**** GIVEN DATA ****
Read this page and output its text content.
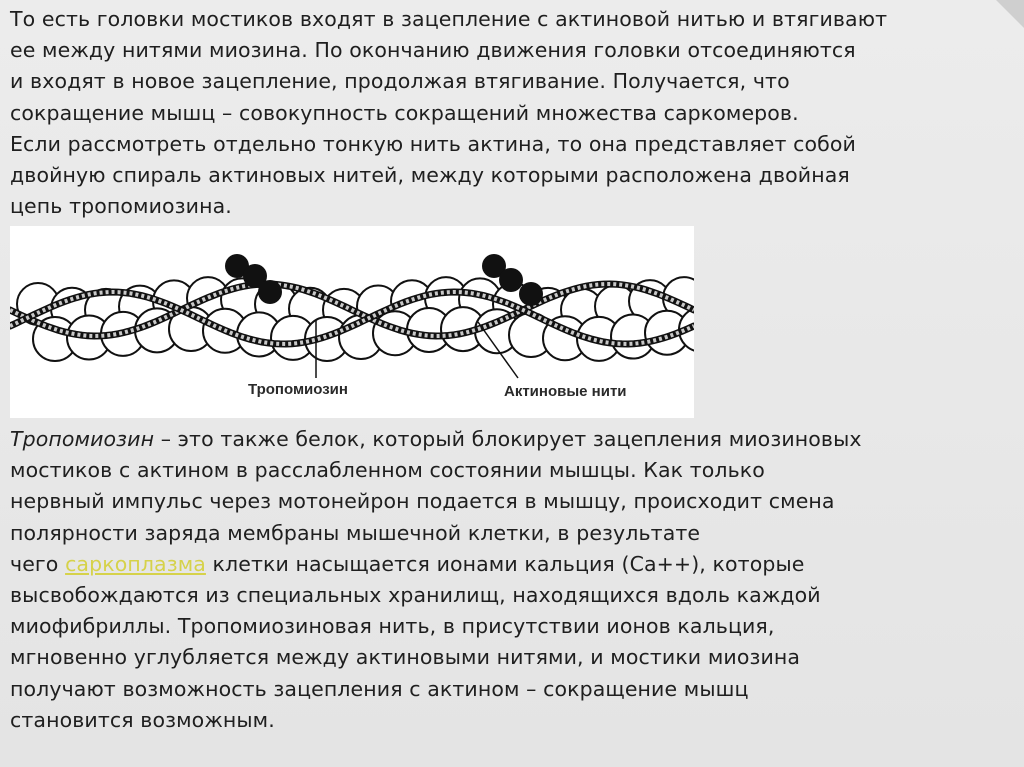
То есть головки мостиков входят в зацепление с актиновой нитью и втягивают
ее между нитями миозина. По окончанию движения головки отсоединяются
и входят в новое зацепление, продолжая втягивание. Получается, что
сокращение мышц – совокупность сокращений множества саркомеров.
Если рассмотреть отдельно тонкую нить актина, то она представляет собой
двойную спираль актиновых нитей, между которыми расположена двойная
цепь тропомиозина.
Тропомиозин	Актиновые нити
Тропомиозин – это также белок, который блокирует зацепления миозиновых
мостиков с актином в расслабленном состоянии мышцы. Как только
нервный импульс через мотонейрон подается в мышцу, происходит смена
полярности заряда мембраны мышечной клетки, в результате
чего саркоплазма клетки насыщается ионами кальция (Са++), которые
высвобождаются из специальных хранилищ, находящихся вдоль каждой
миофибриллы. Тропомиозиновая нить, в присутствии ионов кальция,
мгновенно углубляется между актиновыми нитями, и мостики миозина
получают возможность зацепления с актином – сокращение мышц
становится возможным.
****
Exclude the pictures. Write out the remaining data exactly.

Read this page and output its text content.
То есть головки мостиков входят в зацепление с актиновой нитью и втягивают
ее между нитями миозина. По окончанию движения головки отсоединяются
и входят в новое зацепление, продолжая втягивание. Получается, что
сокращение мышц – совокупность сокращений множества саркомеров.
Если рассмотреть отдельно тонкую нить актина, то она представляет собой
двойную спираль актиновых нитей, между которыми расположена двойная
цепь тропомиозина.
Тропомиозин	Актиновые нити
Тропомиозин – это также белок, который блокирует зацепления миозиновых
мостиков с актином в расслабленном состоянии мышцы. Как только
нервный импульс через мотонейрон подается в мышцу, происходит смена
полярности заряда мембраны мышечной клетки, в результате
чего саркоплазма клетки насыщается ионами кальция (Са++), которые
высвобождаются из специальных хранилищ, находящихся вдоль каждой
миофибриллы. Тропомиозиновая нить, в присутствии ионов кальция,
мгновенно углубляется между актиновыми нитями, и мостики миозина
получают возможность зацепления с актином – сокращение мышц
становится возможным.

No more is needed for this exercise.